TASK GOAL - Copy all lines below containing "DEUDORES".

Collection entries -
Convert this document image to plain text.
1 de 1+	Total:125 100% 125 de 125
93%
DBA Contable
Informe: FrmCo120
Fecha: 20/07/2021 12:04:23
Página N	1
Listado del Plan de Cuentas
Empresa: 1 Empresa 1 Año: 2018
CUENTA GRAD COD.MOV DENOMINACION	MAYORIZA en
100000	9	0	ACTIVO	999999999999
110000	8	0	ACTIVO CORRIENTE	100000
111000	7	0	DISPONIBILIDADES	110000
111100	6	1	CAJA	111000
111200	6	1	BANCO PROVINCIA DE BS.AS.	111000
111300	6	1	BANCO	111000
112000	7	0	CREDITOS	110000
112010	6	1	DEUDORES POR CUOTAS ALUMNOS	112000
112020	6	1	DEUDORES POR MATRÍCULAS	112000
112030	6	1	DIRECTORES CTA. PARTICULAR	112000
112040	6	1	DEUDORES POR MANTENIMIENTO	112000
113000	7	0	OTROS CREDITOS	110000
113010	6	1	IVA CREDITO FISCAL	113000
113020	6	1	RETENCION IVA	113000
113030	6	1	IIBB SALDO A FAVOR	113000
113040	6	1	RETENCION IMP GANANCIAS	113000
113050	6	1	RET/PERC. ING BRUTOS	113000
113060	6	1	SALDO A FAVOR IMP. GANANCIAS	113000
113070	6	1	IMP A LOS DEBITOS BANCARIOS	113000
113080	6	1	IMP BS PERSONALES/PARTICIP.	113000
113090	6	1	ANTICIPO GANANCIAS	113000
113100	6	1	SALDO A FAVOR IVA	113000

WORKED ANSWER -
112010	6	1	DEUDORES POR CUOTAS ALUMNOS	112000
112020	6	1	DEUDORES POR MATRÍCULAS	112000
112040	6	1	DEUDORES POR MANTENIMIENTO	112000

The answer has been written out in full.